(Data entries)
- - -

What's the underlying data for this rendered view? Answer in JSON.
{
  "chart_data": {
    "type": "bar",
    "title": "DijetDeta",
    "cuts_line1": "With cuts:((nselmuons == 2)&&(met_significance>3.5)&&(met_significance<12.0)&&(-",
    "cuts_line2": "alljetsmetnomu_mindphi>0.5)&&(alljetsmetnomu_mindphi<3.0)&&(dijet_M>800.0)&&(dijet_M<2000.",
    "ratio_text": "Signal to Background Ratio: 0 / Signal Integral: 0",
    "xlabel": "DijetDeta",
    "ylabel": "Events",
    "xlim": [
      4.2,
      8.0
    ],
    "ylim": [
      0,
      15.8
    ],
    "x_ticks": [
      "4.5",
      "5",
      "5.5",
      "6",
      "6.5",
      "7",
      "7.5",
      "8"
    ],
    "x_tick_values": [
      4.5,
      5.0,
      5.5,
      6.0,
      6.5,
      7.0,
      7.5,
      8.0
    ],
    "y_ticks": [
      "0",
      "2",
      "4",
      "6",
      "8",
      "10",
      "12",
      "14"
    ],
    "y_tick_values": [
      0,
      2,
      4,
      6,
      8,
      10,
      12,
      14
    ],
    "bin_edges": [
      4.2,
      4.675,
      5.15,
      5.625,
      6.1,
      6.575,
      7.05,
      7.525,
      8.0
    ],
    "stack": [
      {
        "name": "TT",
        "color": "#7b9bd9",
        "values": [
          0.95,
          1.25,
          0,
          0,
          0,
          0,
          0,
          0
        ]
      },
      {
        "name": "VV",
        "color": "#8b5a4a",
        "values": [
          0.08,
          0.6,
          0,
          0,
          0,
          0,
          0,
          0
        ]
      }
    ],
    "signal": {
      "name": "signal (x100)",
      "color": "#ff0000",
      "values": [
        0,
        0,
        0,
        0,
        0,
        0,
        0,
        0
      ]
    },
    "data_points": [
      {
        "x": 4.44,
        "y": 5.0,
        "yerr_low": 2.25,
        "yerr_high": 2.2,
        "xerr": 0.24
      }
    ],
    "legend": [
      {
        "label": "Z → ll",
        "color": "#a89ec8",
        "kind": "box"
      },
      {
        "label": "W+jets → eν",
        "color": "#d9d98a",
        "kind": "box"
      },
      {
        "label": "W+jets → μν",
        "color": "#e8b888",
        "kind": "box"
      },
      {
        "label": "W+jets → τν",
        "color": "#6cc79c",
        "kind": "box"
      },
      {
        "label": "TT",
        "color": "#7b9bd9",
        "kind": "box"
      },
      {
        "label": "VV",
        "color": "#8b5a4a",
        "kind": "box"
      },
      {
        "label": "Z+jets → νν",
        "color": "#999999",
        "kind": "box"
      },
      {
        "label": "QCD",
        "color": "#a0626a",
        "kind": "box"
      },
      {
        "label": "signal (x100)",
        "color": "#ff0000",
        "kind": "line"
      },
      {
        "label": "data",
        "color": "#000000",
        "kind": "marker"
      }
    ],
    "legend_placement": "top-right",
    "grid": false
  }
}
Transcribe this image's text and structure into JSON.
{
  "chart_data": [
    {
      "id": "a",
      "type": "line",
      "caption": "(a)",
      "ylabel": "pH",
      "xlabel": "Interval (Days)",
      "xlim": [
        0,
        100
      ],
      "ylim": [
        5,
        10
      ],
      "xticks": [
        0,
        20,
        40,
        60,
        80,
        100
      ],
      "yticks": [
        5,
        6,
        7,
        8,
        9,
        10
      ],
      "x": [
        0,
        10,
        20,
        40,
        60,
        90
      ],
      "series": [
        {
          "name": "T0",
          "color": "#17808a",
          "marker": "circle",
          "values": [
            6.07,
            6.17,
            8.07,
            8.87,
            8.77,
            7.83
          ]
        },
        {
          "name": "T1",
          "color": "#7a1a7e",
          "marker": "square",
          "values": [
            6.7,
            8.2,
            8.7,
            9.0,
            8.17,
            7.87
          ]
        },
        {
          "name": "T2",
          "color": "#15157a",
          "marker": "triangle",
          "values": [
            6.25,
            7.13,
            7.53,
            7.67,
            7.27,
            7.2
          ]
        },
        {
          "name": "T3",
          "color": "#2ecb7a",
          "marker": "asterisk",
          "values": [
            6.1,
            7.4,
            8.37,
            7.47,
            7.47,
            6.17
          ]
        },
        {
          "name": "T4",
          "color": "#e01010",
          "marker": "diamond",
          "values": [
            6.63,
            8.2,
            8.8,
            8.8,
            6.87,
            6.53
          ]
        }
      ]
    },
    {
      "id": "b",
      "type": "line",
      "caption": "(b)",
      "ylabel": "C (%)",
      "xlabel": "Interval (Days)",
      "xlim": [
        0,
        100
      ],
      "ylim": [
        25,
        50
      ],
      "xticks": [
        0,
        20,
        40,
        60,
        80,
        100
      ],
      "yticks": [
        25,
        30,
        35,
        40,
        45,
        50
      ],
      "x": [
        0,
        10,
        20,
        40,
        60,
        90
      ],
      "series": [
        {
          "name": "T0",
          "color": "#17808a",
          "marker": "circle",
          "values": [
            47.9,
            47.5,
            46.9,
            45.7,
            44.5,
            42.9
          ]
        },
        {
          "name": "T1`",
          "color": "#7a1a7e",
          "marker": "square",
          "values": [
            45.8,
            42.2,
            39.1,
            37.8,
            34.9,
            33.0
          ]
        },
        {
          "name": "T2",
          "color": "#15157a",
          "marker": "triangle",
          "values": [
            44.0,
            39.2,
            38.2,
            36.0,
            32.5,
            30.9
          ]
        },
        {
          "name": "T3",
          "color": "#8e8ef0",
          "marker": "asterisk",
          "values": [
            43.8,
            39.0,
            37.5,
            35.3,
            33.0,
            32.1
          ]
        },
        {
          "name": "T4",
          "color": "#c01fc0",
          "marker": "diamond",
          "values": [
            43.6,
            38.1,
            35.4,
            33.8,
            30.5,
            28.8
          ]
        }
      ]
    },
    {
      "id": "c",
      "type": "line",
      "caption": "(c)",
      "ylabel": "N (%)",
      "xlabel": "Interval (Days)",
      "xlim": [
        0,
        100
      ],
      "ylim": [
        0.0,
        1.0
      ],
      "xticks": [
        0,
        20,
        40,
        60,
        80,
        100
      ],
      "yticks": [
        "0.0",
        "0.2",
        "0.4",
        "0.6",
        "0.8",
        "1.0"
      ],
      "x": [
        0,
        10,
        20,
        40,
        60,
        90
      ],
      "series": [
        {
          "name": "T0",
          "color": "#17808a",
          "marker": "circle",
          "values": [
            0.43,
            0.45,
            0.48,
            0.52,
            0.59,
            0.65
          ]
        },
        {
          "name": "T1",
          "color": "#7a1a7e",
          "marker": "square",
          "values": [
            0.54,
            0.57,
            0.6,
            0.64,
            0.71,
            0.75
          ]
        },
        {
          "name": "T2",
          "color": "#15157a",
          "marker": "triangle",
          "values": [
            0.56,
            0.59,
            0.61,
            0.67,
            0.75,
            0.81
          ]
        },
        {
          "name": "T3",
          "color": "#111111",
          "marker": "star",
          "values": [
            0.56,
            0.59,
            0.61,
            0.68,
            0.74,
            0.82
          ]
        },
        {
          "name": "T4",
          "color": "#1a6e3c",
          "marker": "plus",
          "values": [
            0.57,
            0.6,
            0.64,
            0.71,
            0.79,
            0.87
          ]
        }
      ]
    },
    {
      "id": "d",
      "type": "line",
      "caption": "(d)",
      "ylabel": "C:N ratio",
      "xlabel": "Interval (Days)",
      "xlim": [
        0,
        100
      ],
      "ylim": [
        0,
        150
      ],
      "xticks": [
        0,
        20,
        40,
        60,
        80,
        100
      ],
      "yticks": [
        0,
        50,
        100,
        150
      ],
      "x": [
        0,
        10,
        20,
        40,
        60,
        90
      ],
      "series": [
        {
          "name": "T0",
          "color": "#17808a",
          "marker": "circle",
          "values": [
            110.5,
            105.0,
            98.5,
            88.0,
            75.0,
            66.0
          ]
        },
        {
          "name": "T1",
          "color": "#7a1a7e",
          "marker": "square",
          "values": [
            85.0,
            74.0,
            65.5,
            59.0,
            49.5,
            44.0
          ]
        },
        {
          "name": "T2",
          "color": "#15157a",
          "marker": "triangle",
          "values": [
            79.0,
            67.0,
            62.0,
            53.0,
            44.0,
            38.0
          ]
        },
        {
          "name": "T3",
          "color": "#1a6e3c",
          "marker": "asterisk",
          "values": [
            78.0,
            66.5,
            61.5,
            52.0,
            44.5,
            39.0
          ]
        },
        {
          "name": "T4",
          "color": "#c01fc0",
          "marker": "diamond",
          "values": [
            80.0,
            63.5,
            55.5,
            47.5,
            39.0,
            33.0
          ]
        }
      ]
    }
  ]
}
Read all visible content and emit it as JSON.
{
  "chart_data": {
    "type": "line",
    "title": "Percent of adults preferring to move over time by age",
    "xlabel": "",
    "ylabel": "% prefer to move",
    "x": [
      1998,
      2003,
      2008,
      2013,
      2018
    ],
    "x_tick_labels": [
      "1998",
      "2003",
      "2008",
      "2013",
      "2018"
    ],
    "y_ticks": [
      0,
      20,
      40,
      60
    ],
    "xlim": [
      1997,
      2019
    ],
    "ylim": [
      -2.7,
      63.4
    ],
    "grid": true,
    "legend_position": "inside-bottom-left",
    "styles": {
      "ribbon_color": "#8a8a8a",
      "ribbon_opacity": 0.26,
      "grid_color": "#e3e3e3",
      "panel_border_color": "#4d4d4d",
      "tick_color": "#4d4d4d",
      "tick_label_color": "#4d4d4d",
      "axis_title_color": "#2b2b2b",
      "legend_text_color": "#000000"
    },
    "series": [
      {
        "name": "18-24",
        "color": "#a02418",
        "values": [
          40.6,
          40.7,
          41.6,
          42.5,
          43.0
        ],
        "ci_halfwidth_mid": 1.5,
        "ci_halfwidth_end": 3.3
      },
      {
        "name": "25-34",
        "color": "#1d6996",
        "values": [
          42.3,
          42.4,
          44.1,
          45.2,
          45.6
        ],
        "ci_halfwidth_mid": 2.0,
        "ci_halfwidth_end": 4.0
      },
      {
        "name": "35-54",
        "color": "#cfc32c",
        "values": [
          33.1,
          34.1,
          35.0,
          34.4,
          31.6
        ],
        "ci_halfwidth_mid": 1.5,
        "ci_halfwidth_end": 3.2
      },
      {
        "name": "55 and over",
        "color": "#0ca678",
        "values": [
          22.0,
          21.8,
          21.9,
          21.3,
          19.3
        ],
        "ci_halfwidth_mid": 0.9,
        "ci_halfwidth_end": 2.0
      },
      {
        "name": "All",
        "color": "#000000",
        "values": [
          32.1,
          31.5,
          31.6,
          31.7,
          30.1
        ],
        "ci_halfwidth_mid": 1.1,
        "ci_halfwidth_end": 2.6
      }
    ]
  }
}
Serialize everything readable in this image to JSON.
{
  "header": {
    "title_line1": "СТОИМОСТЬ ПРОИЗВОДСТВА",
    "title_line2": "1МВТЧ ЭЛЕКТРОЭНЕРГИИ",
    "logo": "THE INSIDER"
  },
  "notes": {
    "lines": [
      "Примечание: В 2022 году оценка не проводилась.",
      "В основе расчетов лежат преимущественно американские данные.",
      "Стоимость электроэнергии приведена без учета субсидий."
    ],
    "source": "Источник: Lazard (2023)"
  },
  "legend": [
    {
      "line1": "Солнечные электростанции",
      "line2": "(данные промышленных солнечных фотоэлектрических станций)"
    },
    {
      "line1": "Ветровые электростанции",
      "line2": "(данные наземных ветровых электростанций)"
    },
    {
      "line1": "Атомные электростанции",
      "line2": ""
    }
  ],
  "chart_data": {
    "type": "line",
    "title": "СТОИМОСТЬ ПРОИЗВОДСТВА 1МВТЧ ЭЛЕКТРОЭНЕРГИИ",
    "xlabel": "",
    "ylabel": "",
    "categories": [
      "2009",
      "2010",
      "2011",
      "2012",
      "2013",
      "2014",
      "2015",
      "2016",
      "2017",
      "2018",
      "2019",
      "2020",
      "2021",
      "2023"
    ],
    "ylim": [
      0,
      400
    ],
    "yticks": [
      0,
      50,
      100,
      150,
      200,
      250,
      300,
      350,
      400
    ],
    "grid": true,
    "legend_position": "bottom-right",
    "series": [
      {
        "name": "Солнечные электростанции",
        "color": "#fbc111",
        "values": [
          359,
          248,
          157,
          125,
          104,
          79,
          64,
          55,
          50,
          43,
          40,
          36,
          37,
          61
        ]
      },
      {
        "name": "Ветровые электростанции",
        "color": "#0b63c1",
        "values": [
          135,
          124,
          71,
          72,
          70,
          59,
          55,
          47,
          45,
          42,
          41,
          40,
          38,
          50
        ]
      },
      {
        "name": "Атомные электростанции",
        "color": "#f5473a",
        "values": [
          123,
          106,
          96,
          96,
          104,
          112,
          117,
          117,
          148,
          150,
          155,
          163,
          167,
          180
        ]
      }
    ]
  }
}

- - -

*What the task asks*.
In the entries above, find every line holding the word "caption" and copy it out.

*Output for this exercise*.
      "caption": "(a)",
      "caption": "(b)",
      "caption": "(c)",
      "caption": "(d)",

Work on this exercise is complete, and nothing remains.